--- Start EXERCISE INPUTS ---

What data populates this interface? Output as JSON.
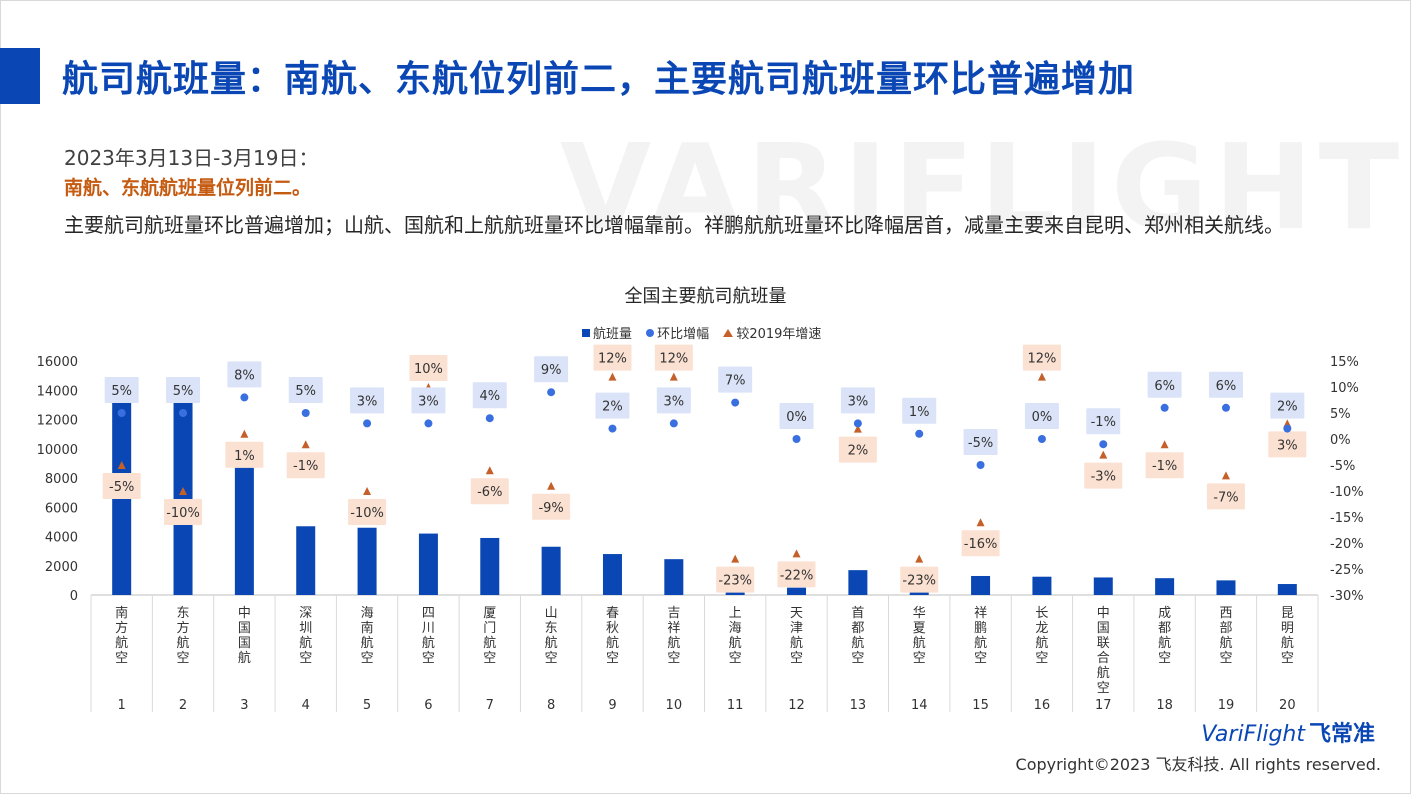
{
  "page": {
    "title": "航司航班量：南航、东航位列前二，主要航司航班量环比普遍增加",
    "watermark": "VARIFLIGHT",
    "line1": "2023年3月13日-3月19日：",
    "line2": "南航、东航航班量位列前二。",
    "line3": "主要航司航班量环比普遍增加；山航、国航和上航航班量环比增幅靠前。祥鹏航航班量环比降幅居首，减量主要来自昆明、郑州相关航线。",
    "brand": "VariFlight",
    "brand_cn": "飞常准",
    "copyright": "Copyright©2023 飞友科技. All rights reserved."
  },
  "colors": {
    "accent": "#0a47b4",
    "bar": "#0a47b4",
    "dot": "#3a6fe0",
    "triangle": "#c5602a",
    "dot_label_bg": "#dae3f7",
    "tri_label_bg": "#fbe1d2"
  },
  "chart_data": {
    "type": "bar",
    "title": "全国主要航司航班量",
    "legend": [
      "航班量",
      "环比增幅",
      "较2019年增速"
    ],
    "legend_position": "top",
    "ranks": [
      "1",
      "2",
      "3",
      "4",
      "5",
      "6",
      "7",
      "8",
      "9",
      "10",
      "11",
      "12",
      "13",
      "14",
      "15",
      "16",
      "17",
      "18",
      "19",
      "20"
    ],
    "categories": [
      "南方航空",
      "东方航空",
      "中国国航",
      "深圳航空",
      "海南航空",
      "四川航空",
      "厦门航空",
      "山东航空",
      "春秋航空",
      "吉祥航空",
      "上海航空",
      "天津航空",
      "首都航空",
      "华夏航空",
      "祥鹏航空",
      "长龙航空",
      "中国联合航空",
      "成都航空",
      "西部航空",
      "昆明航空"
    ],
    "y_left": {
      "min": 0,
      "max": 16000,
      "ticks": [
        "0",
        "2000",
        "4000",
        "6000",
        "8000",
        "10000",
        "12000",
        "14000",
        "16000"
      ]
    },
    "y_right": {
      "min": -30,
      "max": 15,
      "ticks": [
        "-30%",
        "-25%",
        "-20%",
        "-15%",
        "-10%",
        "-5%",
        "0%",
        "5%",
        "10%",
        "15%"
      ]
    },
    "series": [
      {
        "name": "航班量",
        "kind": "bar",
        "values": [
          14700,
          13500,
          8700,
          4700,
          4600,
          4200,
          3900,
          3300,
          2800,
          2450,
          250,
          500,
          1700,
          300,
          1300,
          1250,
          1200,
          1150,
          1000,
          750
        ]
      },
      {
        "name": "环比增幅",
        "kind": "dot",
        "values": [
          5,
          5,
          8,
          5,
          3,
          3,
          4,
          9,
          2,
          3,
          7,
          0,
          3,
          1,
          -5,
          0,
          -1,
          6,
          6,
          2
        ],
        "labels": [
          "5%",
          "5%",
          "8%",
          "5%",
          "3%",
          "3%",
          "4%",
          "9%",
          "2%",
          "3%",
          "7%",
          "0%",
          "3%",
          "1%",
          "-5%",
          "0%",
          "-1%",
          "6%",
          "6%",
          "2%"
        ]
      },
      {
        "name": "较2019年增速",
        "kind": "triangle",
        "values": [
          -5,
          -10,
          1,
          -1,
          -10,
          10,
          -6,
          -9,
          12,
          12,
          -23,
          -22,
          2,
          -23,
          -16,
          12,
          -3,
          -1,
          -7,
          3
        ],
        "labels": [
          "-5%",
          "-10%",
          "1%",
          "-1%",
          "-10%",
          "10%",
          "-6%",
          "-9%",
          "12%",
          "12%",
          "-23%",
          "-22%",
          "2%",
          "-23%",
          "-16%",
          "12%",
          "-3%",
          "-1%",
          "-7%",
          "3%"
        ]
      }
    ]
  }
}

--- End EXERCISE INPUTS ---

GIVEN PROBLEM
Pictures stay out; reproduce every line of the records exactly.

TASK RESULT
What data populates this interface? Output as JSON.
{
  "page": {
    "title": "航司航班量：南航、东航位列前二，主要航司航班量环比普遍增加",
    "watermark": "VARIFLIGHT",
    "line1": "2023年3月13日-3月19日：",
    "line2": "南航、东航航班量位列前二。",
    "line3": "主要航司航班量环比普遍增加；山航、国航和上航航班量环比增幅靠前。祥鹏航航班量环比降幅居首，减量主要来自昆明、郑州相关航线。",
    "brand": "VariFlight",
    "brand_cn": "飞常准",
    "copyright": "Copyright©2023 飞友科技. All rights reserved."
  },
  "colors": {
    "accent": "#0a47b4",
    "bar": "#0a47b4",
    "dot": "#3a6fe0",
    "triangle": "#c5602a",
    "dot_label_bg": "#dae3f7",
    "tri_label_bg": "#fbe1d2"
  },
  "chart_data": {
    "type": "bar",
    "title": "全国主要航司航班量",
    "legend": [
      "航班量",
      "环比增幅",
      "较2019年增速"
    ],
    "legend_position": "top",
    "ranks": [
      "1",
      "2",
      "3",
      "4",
      "5",
      "6",
      "7",
      "8",
      "9",
      "10",
      "11",
      "12",
      "13",
      "14",
      "15",
      "16",
      "17",
      "18",
      "19",
      "20"
    ],
    "categories": [
      "南方航空",
      "东方航空",
      "中国国航",
      "深圳航空",
      "海南航空",
      "四川航空",
      "厦门航空",
      "山东航空",
      "春秋航空",
      "吉祥航空",
      "上海航空",
      "天津航空",
      "首都航空",
      "华夏航空",
      "祥鹏航空",
      "长龙航空",
      "中国联合航空",
      "成都航空",
      "西部航空",
      "昆明航空"
    ],
    "y_left": {
      "min": 0,
      "max": 16000,
      "ticks": [
        "0",
        "2000",
        "4000",
        "6000",
        "8000",
        "10000",
        "12000",
        "14000",
        "16000"
      ]
    },
    "y_right": {
      "min": -30,
      "max": 15,
      "ticks": [
        "-30%",
        "-25%",
        "-20%",
        "-15%",
        "-10%",
        "-5%",
        "0%",
        "5%",
        "10%",
        "15%"
      ]
    },
    "series": [
      {
        "name": "航班量",
        "kind": "bar",
        "values": [
          14700,
          13500,
          8700,
          4700,
          4600,
          4200,
          3900,
          3300,
          2800,
          2450,
          250,
          500,
          1700,
          300,
          1300,
          1250,
          1200,
          1150,
          1000,
          750
        ]
      },
      {
        "name": "环比增幅",
        "kind": "dot",
        "values": [
          5,
          5,
          8,
          5,
          3,
          3,
          4,
          9,
          2,
          3,
          7,
          0,
          3,
          1,
          -5,
          0,
          -1,
          6,
          6,
          2
        ],
        "labels": [
          "5%",
          "5%",
          "8%",
          "5%",
          "3%",
          "3%",
          "4%",
          "9%",
          "2%",
          "3%",
          "7%",
          "0%",
          "3%",
          "1%",
          "-5%",
          "0%",
          "-1%",
          "6%",
          "6%",
          "2%"
        ]
      },
      {
        "name": "较2019年增速",
        "kind": "triangle",
        "values": [
          -5,
          -10,
          1,
          -1,
          -10,
          10,
          -6,
          -9,
          12,
          12,
          -23,
          -22,
          2,
          -23,
          -16,
          12,
          -3,
          -1,
          -7,
          3
        ],
        "labels": [
          "-5%",
          "-10%",
          "1%",
          "-1%",
          "-10%",
          "10%",
          "-6%",
          "-9%",
          "12%",
          "12%",
          "-23%",
          "-22%",
          "2%",
          "-23%",
          "-16%",
          "12%",
          "-3%",
          "-1%",
          "-7%",
          "3%"
        ]
      }
    ]
  }
}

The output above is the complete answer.